- **WHAT IS EXPECTED**: Convert each line of the records below into a JSON list of strings, one string per line, and omit any blank lines.

* START DATA PROVIDED *

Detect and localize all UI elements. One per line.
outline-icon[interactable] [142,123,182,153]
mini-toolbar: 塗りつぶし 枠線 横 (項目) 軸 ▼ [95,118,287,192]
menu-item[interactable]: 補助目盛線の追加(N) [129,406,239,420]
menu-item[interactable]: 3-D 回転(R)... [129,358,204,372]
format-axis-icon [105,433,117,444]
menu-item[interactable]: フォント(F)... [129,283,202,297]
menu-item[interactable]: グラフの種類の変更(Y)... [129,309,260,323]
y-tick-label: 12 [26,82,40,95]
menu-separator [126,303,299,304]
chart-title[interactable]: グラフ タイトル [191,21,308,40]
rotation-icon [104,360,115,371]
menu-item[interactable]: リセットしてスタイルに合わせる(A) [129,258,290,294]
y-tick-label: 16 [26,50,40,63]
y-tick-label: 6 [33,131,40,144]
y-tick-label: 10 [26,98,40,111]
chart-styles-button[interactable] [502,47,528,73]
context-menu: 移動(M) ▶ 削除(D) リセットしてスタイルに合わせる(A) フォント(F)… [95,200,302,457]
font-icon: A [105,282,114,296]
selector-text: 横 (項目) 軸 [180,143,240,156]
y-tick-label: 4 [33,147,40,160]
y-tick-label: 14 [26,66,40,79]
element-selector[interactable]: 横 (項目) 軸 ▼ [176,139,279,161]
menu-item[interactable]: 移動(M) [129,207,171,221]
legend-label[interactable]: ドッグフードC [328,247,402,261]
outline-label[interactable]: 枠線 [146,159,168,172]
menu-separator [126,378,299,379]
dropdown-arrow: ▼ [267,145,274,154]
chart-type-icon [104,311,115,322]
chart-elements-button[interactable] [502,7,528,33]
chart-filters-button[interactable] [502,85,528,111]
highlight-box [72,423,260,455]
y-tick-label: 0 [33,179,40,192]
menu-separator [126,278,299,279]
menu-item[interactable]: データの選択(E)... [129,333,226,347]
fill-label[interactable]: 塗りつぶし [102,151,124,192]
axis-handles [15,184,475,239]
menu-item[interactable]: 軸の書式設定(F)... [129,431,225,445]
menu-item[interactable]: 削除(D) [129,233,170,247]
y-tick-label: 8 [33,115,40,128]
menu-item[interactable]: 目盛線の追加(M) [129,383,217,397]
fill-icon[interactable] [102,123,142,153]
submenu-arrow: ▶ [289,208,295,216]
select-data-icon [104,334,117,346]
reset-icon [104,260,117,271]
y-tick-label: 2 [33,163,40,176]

* END DATA PROVIDED *

- **SOLVED EXERCISE**:
[
  "Detect and localize all UI elements. One per line.",
  "outline-icon[interactable] [142,123,182,153]",
  "mini-toolbar: 塗りつぶし 枠線 横 (項目) 軸 ▼ [95,118,287,192]",
  "menu-item[interactable]: 補助目盛線の追加(N) [129,406,239,420]",
  "menu-item[interactable]: 3-D 回転(R)... [129,358,204,372]",
  "format-axis-icon [105,433,117,444]",
  "menu-item[interactable]: フォント(F)... [129,283,202,297]",
  "menu-item[interactable]: グラフの種類の変更(Y)... [129,309,260,323]",
  "y-tick-label: 12 [26,82,40,95]",
  "menu-separator [126,303,299,304]",
  "chart-title[interactable]: グラフ タイトル [191,21,308,40]",
  "rotation-icon [104,360,115,371]",
  "menu-item[interactable]: リセットしてスタイルに合わせる(A) [129,258,290,294]",
  "y-tick-label: 16 [26,50,40,63]",
  "y-tick-label: 6 [33,131,40,144]",
  "y-tick-label: 10 [26,98,40,111]",
  "chart-styles-button[interactable] [502,47,528,73]",
  "context-menu: 移動(M) ▶ 削除(D) リセットしてスタイルに合わせる(A) フォント(F)… [95,200,302,457]",
  "font-icon: A [105,282,114,296]",
  "selector-text: 横 (項目) 軸 [180,143,240,156]",
  "y-tick-label: 4 [33,147,40,160]",
  "y-tick-label: 14 [26,66,40,79]",
  "element-selector[interactable]: 横 (項目) 軸 ▼ [176,139,279,161]",
  "menu-item[interactable]: 移動(M) [129,207,171,221]",
  "legend-label[interactable]: ドッグフードC [328,247,402,261]",
  "outline-label[interactable]: 枠線 [146,159,168,172]",
  "menu-separator [126,378,299,379]",
  "dropdown-arrow: ▼ [267,145,274,154]",
  "chart-type-icon [104,311,115,322]",
  "chart-elements-button[interactable] [502,7,528,33]",
  "chart-filters-button[interactable] [502,85,528,111]",
  "highlight-box [72,423,260,455]",
  "y-tick-label: 0 [33,179,40,192]",
  "menu-separator [126,278,299,279]",
  "menu-item[interactable]: データの選択(E)... [129,333,226,347]",
  "fill-label[interactable]: 塗りつぶし [102,151,124,192]",
  "axis-handles [15,184,475,239]",
  "menu-item[interactable]: 軸の書式設定(F)... [129,431,225,445]",
  "menu-item[interactable]: 削除(D) [129,233,170,247]",
  "y-tick-label: 8 [33,115,40,128]",
  "menu-item[interactable]: 目盛線の追加(M) [129,383,217,397]",
  "fill-icon[interactable] [102,123,142,153]",
  "submenu-arrow: ▶ [289,208,295,216]",
  "select-data-icon [104,334,117,346]",
  "reset-icon [104,260,117,271]",
  "y-tick-label: 2 [33,163,40,176]"
]